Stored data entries
===
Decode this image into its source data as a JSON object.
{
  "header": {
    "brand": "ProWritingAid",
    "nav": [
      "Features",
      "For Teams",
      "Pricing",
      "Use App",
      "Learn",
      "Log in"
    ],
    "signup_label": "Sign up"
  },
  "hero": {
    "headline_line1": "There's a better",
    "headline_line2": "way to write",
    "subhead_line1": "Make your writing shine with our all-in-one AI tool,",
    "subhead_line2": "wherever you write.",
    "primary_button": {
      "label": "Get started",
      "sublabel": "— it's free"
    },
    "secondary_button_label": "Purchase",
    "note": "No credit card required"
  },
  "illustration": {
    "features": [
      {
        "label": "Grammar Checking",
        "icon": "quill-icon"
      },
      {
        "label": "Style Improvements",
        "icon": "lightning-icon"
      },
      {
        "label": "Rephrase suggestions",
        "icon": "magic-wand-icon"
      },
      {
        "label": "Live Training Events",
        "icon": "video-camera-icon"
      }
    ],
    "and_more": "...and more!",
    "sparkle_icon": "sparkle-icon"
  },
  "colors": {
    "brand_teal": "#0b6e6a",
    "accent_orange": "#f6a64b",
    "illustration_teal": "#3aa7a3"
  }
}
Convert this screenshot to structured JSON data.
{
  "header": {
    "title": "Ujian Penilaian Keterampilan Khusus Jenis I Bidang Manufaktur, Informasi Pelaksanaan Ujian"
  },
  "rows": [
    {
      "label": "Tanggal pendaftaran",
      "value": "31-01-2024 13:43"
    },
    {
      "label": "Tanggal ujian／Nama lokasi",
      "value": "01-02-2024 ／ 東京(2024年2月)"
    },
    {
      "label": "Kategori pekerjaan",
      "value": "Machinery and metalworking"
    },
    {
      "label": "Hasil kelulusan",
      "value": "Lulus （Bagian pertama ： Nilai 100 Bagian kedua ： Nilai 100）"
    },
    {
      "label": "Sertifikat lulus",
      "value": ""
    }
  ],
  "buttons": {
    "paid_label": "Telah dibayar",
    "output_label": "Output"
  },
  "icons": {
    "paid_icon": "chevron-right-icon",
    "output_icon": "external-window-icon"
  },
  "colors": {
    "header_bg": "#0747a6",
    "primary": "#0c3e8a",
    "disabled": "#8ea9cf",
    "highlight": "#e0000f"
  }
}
===
Task statement - In the listing above, find the lines holding the word "Tanggal" and copy them.

Problem solution -
      "label": "Tanggal pendaftaran",
      "label": "Tanggal ujian／Nama lokasi",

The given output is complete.